> **Data to process**:
>>
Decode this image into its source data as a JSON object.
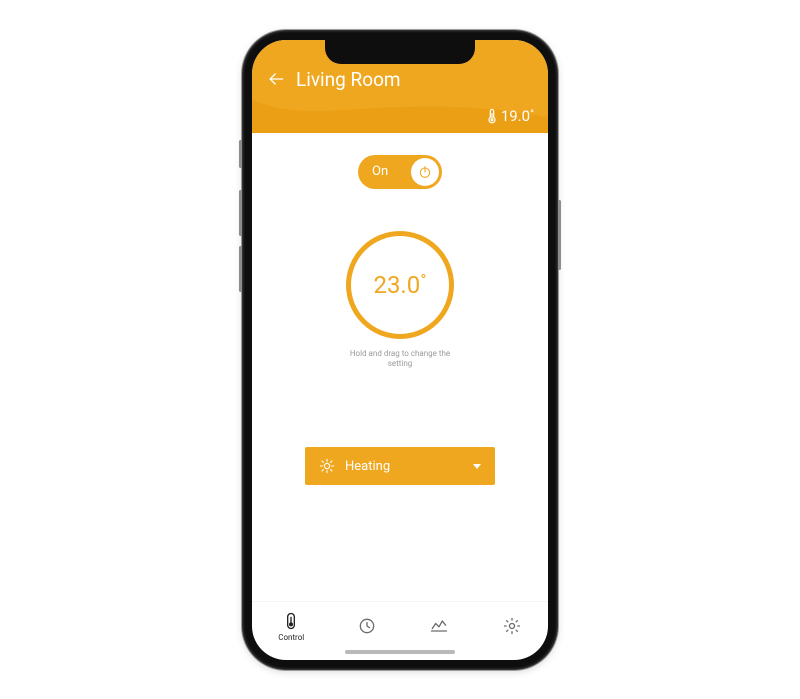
{
  "header": {
    "title": "Living Room",
    "current_temp": "19.0"
  },
  "toggle": {
    "label": "On"
  },
  "dial": {
    "value": "23.0",
    "hint": "Hold and drag to change the setting"
  },
  "mode": {
    "label": "Heating"
  },
  "nav": {
    "control": "Control"
  },
  "colors": {
    "accent": "#f0a720"
  }
}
<<
> **Short exercise**: Output a faithful copy of the data, with each picture left out.

> **The completed task**:
Decode this image into its source data as a JSON object.
{
  "header": {
    "title": "Living Room",
    "current_temp": "19.0"
  },
  "toggle": {
    "label": "On"
  },
  "dial": {
    "value": "23.0",
    "hint": "Hold and drag to change the setting"
  },
  "mode": {
    "label": "Heating"
  },
  "nav": {
    "control": "Control"
  },
  "colors": {
    "accent": "#f0a720"
  }
}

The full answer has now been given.